### RECORDS FOR THIS TASK ###

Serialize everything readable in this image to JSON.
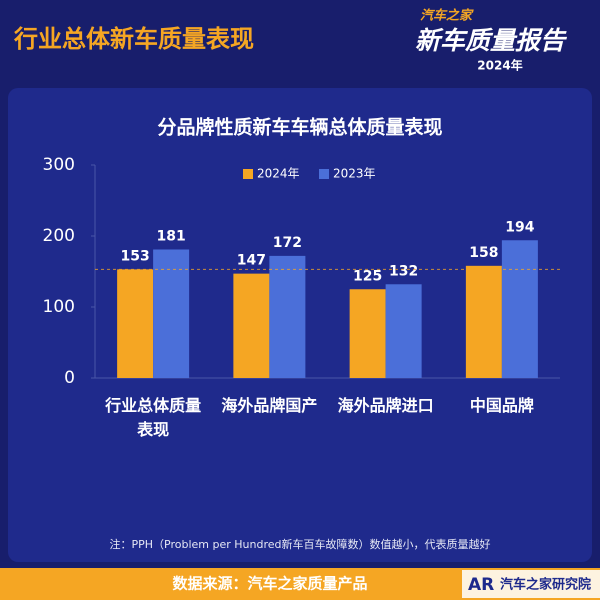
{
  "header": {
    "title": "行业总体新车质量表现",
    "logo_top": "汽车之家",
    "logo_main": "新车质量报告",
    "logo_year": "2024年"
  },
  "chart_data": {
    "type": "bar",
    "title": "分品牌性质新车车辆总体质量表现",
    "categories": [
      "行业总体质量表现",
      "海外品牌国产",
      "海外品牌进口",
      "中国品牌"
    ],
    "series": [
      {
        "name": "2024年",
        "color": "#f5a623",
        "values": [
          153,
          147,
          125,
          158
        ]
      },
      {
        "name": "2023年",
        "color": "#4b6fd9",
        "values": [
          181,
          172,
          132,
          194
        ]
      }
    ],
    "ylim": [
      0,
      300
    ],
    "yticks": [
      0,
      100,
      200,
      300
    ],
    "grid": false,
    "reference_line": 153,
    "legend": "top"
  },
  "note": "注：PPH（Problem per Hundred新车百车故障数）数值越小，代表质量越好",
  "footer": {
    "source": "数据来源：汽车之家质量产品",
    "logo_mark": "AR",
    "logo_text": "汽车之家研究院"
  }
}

###

TASK DIRECTIONS: Work through the records line by line and tally those holding "title". Reply with the number alone.

THE OUTPUT: 2